------ Provided material ------

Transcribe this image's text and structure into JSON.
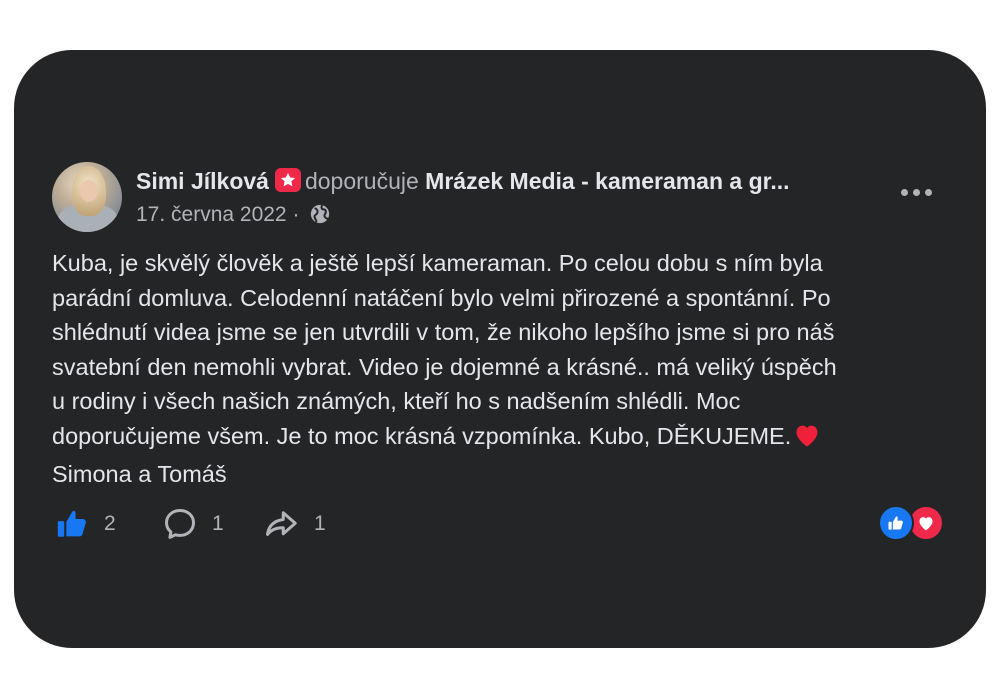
{
  "post": {
    "author": "Simi Jílková",
    "verb": "doporučuje",
    "page_name": "Mrázek Media - kameraman a gr...",
    "date": "17. června 2022",
    "separator": "·",
    "text": "Kuba, je skvělý člověk a ještě lepší kameraman. Po celou dobu s ním byla\nparádní domluva. Celodenní natáčení bylo velmi přirozené a spontánní. Po\nshlédnutí videa jsme se jen utvrdili v tom, že nikoho lepšího jsme si pro náš\nsvatební den nemohli vybrat. Video je dojemné a krásné.. má veliký úspěch\nu rodiny i všech našich známých, kteří ho s nadšením shlédli. Moc\ndoporučujeme všem. Je to moc krásná vzpomínka. Kubo, DĚKUJEME.",
    "signature": "Simona a Tomáš"
  },
  "actions": {
    "likes": "2",
    "comments": "1",
    "shares": "1"
  },
  "icons": {
    "badge": "recommend-star-icon",
    "privacy": "globe-icon",
    "more": "more-options-icon",
    "like": "thumbs-up-icon",
    "comment": "comment-bubble-icon",
    "share": "share-arrow-icon",
    "reaction_like": "like-reaction-icon",
    "reaction_love": "love-reaction-icon",
    "inline_heart": "red-heart-emoji-icon"
  },
  "colors": {
    "card_background": "#242526",
    "primary_text": "#e4e6eb",
    "secondary_text": "#b0b3b8",
    "like_blue": "#1877f2",
    "love_red": "#f02849"
  }
}
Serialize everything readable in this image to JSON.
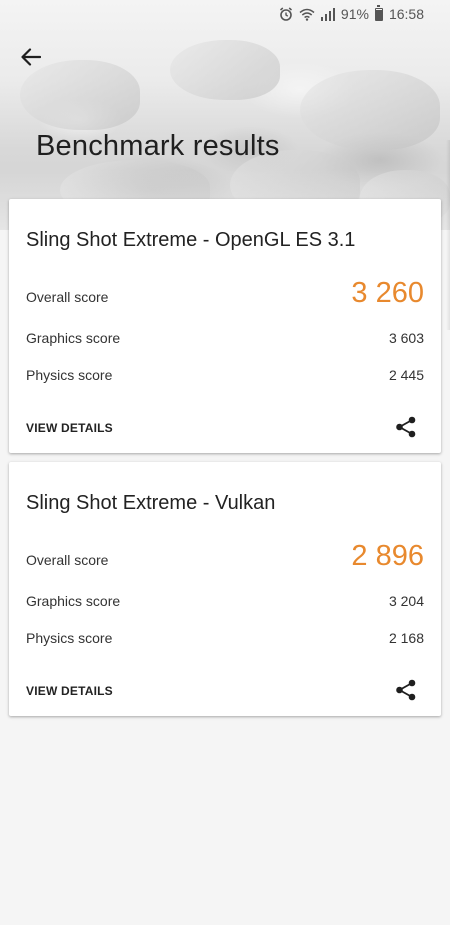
{
  "status_bar": {
    "battery_percent": "91%",
    "time": "16:58",
    "icons": [
      "alarm-icon",
      "wifi-icon",
      "signal-icon",
      "battery-icon"
    ]
  },
  "header": {
    "title": "Benchmark results",
    "back_icon": "back-arrow-icon"
  },
  "results": [
    {
      "title": "Sling Shot Extreme - OpenGL ES 3.1",
      "overall_label": "Overall score",
      "overall_value": "3 260",
      "graphics_label": "Graphics score",
      "graphics_value": "3 603",
      "physics_label": "Physics score",
      "physics_value": "2 445",
      "details_label": "VIEW DETAILS",
      "share_icon": "share-icon"
    },
    {
      "title": "Sling Shot Extreme - Vulkan",
      "overall_label": "Overall score",
      "overall_value": "2 896",
      "graphics_label": "Graphics score",
      "graphics_value": "3 204",
      "physics_label": "Physics score",
      "physics_value": "2 168",
      "details_label": "VIEW DETAILS",
      "share_icon": "share-icon"
    }
  ],
  "colors": {
    "accent_score": "#e8892e",
    "background": "#f5f5f5",
    "card": "#ffffff"
  }
}
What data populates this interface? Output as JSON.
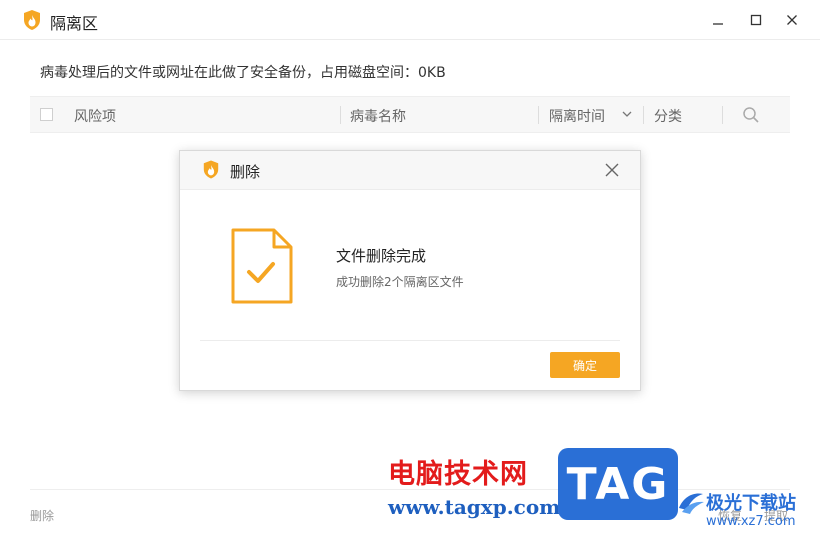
{
  "window": {
    "title": "隔离区",
    "icons": {
      "logo": "shield-fire-icon",
      "minimize": "minimize-icon",
      "maximize": "maximize-icon",
      "close": "close-icon"
    }
  },
  "main": {
    "info": "病毒处理后的文件或网址在此做了安全备份，占用磁盘空间：0KB"
  },
  "table": {
    "columns": [
      "风险项",
      "病毒名称",
      "隔离时间",
      "分类"
    ],
    "icons": {
      "sort": "chevron-down-icon",
      "search": "search-icon"
    }
  },
  "footer": {
    "delete": "删除",
    "restore": "恢复",
    "submit": "提取"
  },
  "dialog": {
    "title": "删除",
    "message": "文件删除完成",
    "sub": "成功删除2个隔离区文件",
    "ok": "确定",
    "icons": {
      "logo": "shield-fire-icon",
      "close": "close-icon",
      "doc": "document-check-icon"
    }
  },
  "watermark": {
    "site_name": "电脑技术网",
    "site_url": "www.tagxp.com",
    "badge": "TAG",
    "brand": "极光下载站",
    "brand_url": "www.xz7.com"
  },
  "colors": {
    "accent": "#f5a623",
    "watermark_red": "#e31b1b",
    "watermark_blue": "#2a6fd6"
  }
}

------

# To be done
Leave the pictures out and reproduce all of the records exactly.

# Task result
Transcribe this image's text and structure into JSON.
{
  "post": {
    "author": "Simi Jílková",
    "verb": "doporučuje",
    "page_name": "Mrázek Media - kameraman a gr...",
    "date": "17. června 2022",
    "separator": "·",
    "text": "Kuba, je skvělý člověk a ještě lepší kameraman. Po celou dobu s ním byla\nparádní domluva. Celodenní natáčení bylo velmi přirozené a spontánní. Po\nshlédnutí videa jsme se jen utvrdili v tom, že nikoho lepšího jsme si pro náš\nsvatební den nemohli vybrat. Video je dojemné a krásné.. má veliký úspěch\nu rodiny i všech našich známých, kteří ho s nadšením shlédli. Moc\ndoporučujeme všem. Je to moc krásná vzpomínka. Kubo, DĚKUJEME.",
    "signature": "Simona a Tomáš"
  },
  "actions": {
    "likes": "2",
    "comments": "1",
    "shares": "1"
  },
  "icons": {
    "badge": "recommend-star-icon",
    "privacy": "globe-icon",
    "more": "more-options-icon",
    "like": "thumbs-up-icon",
    "comment": "comment-bubble-icon",
    "share": "share-arrow-icon",
    "reaction_like": "like-reaction-icon",
    "reaction_love": "love-reaction-icon",
    "inline_heart": "red-heart-emoji-icon"
  },
  "colors": {
    "card_background": "#242526",
    "primary_text": "#e4e6eb",
    "secondary_text": "#b0b3b8",
    "like_blue": "#1877f2",
    "love_red": "#f02849"
  }
}
Serialize everything readable in this image to JSON.
{
  "status_bar": {
    "battery_percent": "91%",
    "time": "16:58",
    "icons": [
      "alarm-icon",
      "wifi-icon",
      "signal-icon",
      "battery-icon"
    ]
  },
  "header": {
    "title": "Benchmark results",
    "back_icon": "back-arrow-icon"
  },
  "results": [
    {
      "title": "Sling Shot Extreme - OpenGL ES 3.1",
      "overall_label": "Overall score",
      "overall_value": "3 260",
      "graphics_label": "Graphics score",
      "graphics_value": "3 603",
      "physics_label": "Physics score",
      "physics_value": "2 445",
      "details_label": "VIEW DETAILS",
      "share_icon": "share-icon"
    },
    {
      "title": "Sling Shot Extreme - Vulkan",
      "overall_label": "Overall score",
      "overall_value": "2 896",
      "graphics_label": "Graphics score",
      "graphics_value": "3 204",
      "physics_label": "Physics score",
      "physics_value": "2 168",
      "details_label": "VIEW DETAILS",
      "share_icon": "share-icon"
    }
  ],
  "colors": {
    "accent_score": "#e8892e",
    "background": "#f5f5f5",
    "card": "#ffffff"
  }
}
What data populates this interface? Output as JSON.
{
  "window": {
    "title": "隔离区",
    "icons": {
      "logo": "shield-fire-icon",
      "minimize": "minimize-icon",
      "maximize": "maximize-icon",
      "close": "close-icon"
    }
  },
  "main": {
    "info": "病毒处理后的文件或网址在此做了安全备份，占用磁盘空间：0KB"
  },
  "table": {
    "columns": [
      "风险项",
      "病毒名称",
      "隔离时间",
      "分类"
    ],
    "icons": {
      "sort": "chevron-down-icon",
      "search": "search-icon"
    }
  },
  "footer": {
    "delete": "删除",
    "restore": "恢复",
    "submit": "提取"
  },
  "dialog": {
    "title": "删除",
    "message": "文件删除完成",
    "sub": "成功删除2个隔离区文件",
    "ok": "确定",
    "icons": {
      "logo": "shield-fire-icon",
      "close": "close-icon",
      "doc": "document-check-icon"
    }
  },
  "watermark": {
    "site_name": "电脑技术网",
    "site_url": "www.tagxp.com",
    "badge": "TAG",
    "brand": "极光下载站",
    "brand_url": "www.xz7.com"
  },
  "colors": {
    "accent": "#f5a623",
    "watermark_red": "#e31b1b",
    "watermark_blue": "#2a6fd6"
  }
}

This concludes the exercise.